GIVEN PROBLEM: Copy the full set of lines exactly as given.

*** LISTED ENTRIES ***

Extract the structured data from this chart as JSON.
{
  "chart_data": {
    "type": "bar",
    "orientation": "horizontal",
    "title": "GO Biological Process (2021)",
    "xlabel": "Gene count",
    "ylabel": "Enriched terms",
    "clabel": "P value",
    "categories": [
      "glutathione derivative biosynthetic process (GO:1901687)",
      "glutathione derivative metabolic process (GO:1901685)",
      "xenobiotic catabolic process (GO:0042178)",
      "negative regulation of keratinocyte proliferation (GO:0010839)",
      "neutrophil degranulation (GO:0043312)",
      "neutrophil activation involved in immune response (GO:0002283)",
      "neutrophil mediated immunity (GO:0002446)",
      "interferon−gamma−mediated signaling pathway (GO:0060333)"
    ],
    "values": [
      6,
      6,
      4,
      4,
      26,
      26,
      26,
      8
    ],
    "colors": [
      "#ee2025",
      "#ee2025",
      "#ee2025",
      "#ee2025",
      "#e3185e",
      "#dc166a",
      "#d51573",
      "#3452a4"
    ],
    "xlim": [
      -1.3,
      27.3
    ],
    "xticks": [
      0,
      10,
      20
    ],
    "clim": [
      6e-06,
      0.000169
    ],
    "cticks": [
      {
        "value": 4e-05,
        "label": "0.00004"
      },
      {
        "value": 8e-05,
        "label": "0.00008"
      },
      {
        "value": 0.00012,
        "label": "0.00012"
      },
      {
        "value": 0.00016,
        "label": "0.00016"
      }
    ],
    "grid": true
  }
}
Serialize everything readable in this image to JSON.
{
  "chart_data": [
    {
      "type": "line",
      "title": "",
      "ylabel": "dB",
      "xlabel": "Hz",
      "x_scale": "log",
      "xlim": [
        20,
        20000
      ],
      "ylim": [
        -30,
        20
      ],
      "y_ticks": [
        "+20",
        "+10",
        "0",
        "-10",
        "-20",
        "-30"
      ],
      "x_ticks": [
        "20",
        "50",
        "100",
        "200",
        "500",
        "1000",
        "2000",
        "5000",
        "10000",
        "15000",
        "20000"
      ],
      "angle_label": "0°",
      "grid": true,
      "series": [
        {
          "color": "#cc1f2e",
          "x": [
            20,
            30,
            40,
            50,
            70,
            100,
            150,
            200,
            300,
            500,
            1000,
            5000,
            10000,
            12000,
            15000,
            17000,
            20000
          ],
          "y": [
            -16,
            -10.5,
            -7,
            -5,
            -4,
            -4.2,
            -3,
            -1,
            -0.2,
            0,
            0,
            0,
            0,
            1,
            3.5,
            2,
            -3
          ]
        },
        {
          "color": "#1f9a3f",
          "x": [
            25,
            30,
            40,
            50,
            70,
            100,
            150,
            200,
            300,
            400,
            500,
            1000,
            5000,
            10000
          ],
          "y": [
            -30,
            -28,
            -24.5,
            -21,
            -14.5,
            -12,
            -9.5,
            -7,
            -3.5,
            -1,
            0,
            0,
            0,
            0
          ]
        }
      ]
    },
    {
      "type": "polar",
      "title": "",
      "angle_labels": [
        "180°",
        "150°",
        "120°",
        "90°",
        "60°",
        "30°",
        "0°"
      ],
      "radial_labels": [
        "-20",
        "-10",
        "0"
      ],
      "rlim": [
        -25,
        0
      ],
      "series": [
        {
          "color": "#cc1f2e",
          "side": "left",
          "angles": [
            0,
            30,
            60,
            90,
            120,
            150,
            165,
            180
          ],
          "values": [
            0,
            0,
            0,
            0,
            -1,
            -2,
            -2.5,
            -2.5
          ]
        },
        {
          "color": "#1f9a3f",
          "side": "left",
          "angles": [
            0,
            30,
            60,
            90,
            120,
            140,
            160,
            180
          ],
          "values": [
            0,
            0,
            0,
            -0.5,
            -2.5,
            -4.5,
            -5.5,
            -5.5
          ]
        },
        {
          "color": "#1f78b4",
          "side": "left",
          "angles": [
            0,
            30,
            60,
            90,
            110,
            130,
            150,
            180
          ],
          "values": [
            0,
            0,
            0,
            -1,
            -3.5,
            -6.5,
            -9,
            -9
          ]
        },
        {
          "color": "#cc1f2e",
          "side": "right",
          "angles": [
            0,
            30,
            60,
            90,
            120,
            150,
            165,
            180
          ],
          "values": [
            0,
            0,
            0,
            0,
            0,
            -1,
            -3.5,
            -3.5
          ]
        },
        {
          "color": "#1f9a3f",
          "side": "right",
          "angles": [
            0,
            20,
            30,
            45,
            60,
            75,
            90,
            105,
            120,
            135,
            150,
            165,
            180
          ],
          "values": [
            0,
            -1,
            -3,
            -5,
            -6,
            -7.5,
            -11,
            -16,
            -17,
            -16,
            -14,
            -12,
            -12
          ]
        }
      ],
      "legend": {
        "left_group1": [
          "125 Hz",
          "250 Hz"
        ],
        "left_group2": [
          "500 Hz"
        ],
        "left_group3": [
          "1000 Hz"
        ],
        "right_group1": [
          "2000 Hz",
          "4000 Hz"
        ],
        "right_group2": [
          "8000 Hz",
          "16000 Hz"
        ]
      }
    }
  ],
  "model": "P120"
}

***

EXERCISE SOLUTION:
Extract the structured data from this chart as JSON.
{
  "chart_data": {
    "type": "bar",
    "orientation": "horizontal",
    "title": "GO Biological Process (2021)",
    "xlabel": "Gene count",
    "ylabel": "Enriched terms",
    "clabel": "P value",
    "categories": [
      "glutathione derivative biosynthetic process (GO:1901687)",
      "glutathione derivative metabolic process (GO:1901685)",
      "xenobiotic catabolic process (GO:0042178)",
      "negative regulation of keratinocyte proliferation (GO:0010839)",
      "neutrophil degranulation (GO:0043312)",
      "neutrophil activation involved in immune response (GO:0002283)",
      "neutrophil mediated immunity (GO:0002446)",
      "interferon−gamma−mediated signaling pathway (GO:0060333)"
    ],
    "values": [
      6,
      6,
      4,
      4,
      26,
      26,
      26,
      8
    ],
    "colors": [
      "#ee2025",
      "#ee2025",
      "#ee2025",
      "#ee2025",
      "#e3185e",
      "#dc166a",
      "#d51573",
      "#3452a4"
    ],
    "xlim": [
      -1.3,
      27.3
    ],
    "xticks": [
      0,
      10,
      20
    ],
    "clim": [
      6e-06,
      0.000169
    ],
    "cticks": [
      {
        "value": 4e-05,
        "label": "0.00004"
      },
      {
        "value": 8e-05,
        "label": "0.00008"
      },
      {
        "value": 0.00012,
        "label": "0.00012"
      },
      {
        "value": 0.00016,
        "label": "0.00016"
      }
    ],
    "grid": true
  }
}
Serialize everything readable in this image to JSON.
{
  "chart_data": [
    {
      "type": "line",
      "title": "",
      "ylabel": "dB",
      "xlabel": "Hz",
      "x_scale": "log",
      "xlim": [
        20,
        20000
      ],
      "ylim": [
        -30,
        20
      ],
      "y_ticks": [
        "+20",
        "+10",
        "0",
        "-10",
        "-20",
        "-30"
      ],
      "x_ticks": [
        "20",
        "50",
        "100",
        "200",
        "500",
        "1000",
        "2000",
        "5000",
        "10000",
        "15000",
        "20000"
      ],
      "angle_label": "0°",
      "grid": true,
      "series": [
        {
          "color": "#cc1f2e",
          "x": [
            20,
            30,
            40,
            50,
            70,
            100,
            150,
            200,
            300,
            500,
            1000,
            5000,
            10000,
            12000,
            15000,
            17000,
            20000
          ],
          "y": [
            -16,
            -10.5,
            -7,
            -5,
            -4,
            -4.2,
            -3,
            -1,
            -0.2,
            0,
            0,
            0,
            0,
            1,
            3.5,
            2,
            -3
          ]
        },
        {
          "color": "#1f9a3f",
          "x": [
            25,
            30,
            40,
            50,
            70,
            100,
            150,
            200,
            300,
            400,
            500,
            1000,
            5000,
            10000
          ],
          "y": [
            -30,
            -28,
            -24.5,
            -21,
            -14.5,
            -12,
            -9.5,
            -7,
            -3.5,
            -1,
            0,
            0,
            0,
            0
          ]
        }
      ]
    },
    {
      "type": "polar",
      "title": "",
      "angle_labels": [
        "180°",
        "150°",
        "120°",
        "90°",
        "60°",
        "30°",
        "0°"
      ],
      "radial_labels": [
        "-20",
        "-10",
        "0"
      ],
      "rlim": [
        -25,
        0
      ],
      "series": [
        {
          "color": "#cc1f2e",
          "side": "left",
          "angles": [
            0,
            30,
            60,
            90,
            120,
            150,
            165,
            180
          ],
          "values": [
            0,
            0,
            0,
            0,
            -1,
            -2,
            -2.5,
            -2.5
          ]
        },
        {
          "color": "#1f9a3f",
          "side": "left",
          "angles": [
            0,
            30,
            60,
            90,
            120,
            140,
            160,
            180
          ],
          "values": [
            0,
            0,
            0,
            -0.5,
            -2.5,
            -4.5,
            -5.5,
            -5.5
          ]
        },
        {
          "color": "#1f78b4",
          "side": "left",
          "angles": [
            0,
            30,
            60,
            90,
            110,
            130,
            150,
            180
          ],
          "values": [
            0,
            0,
            0,
            -1,
            -3.5,
            -6.5,
            -9,
            -9
          ]
        },
        {
          "color": "#cc1f2e",
          "side": "right",
          "angles": [
            0,
            30,
            60,
            90,
            120,
            150,
            165,
            180
          ],
          "values": [
            0,
            0,
            0,
            0,
            0,
            -1,
            -3.5,
            -3.5
          ]
        },
        {
          "color": "#1f9a3f",
          "side": "right",
          "angles": [
            0,
            20,
            30,
            45,
            60,
            75,
            90,
            105,
            120,
            135,
            150,
            165,
            180
          ],
          "values": [
            0,
            -1,
            -3,
            -5,
            -6,
            -7.5,
            -11,
            -16,
            -17,
            -16,
            -14,
            -12,
            -12
          ]
        }
      ],
      "legend": {
        "left_group1": [
          "125 Hz",
          "250 Hz"
        ],
        "left_group2": [
          "500 Hz"
        ],
        "left_group3": [
          "1000 Hz"
        ],
        "right_group1": [
          "2000 Hz",
          "4000 Hz"
        ],
        "right_group2": [
          "8000 Hz",
          "16000 Hz"
        ]
      }
    }
  ],
  "model": "P120"
}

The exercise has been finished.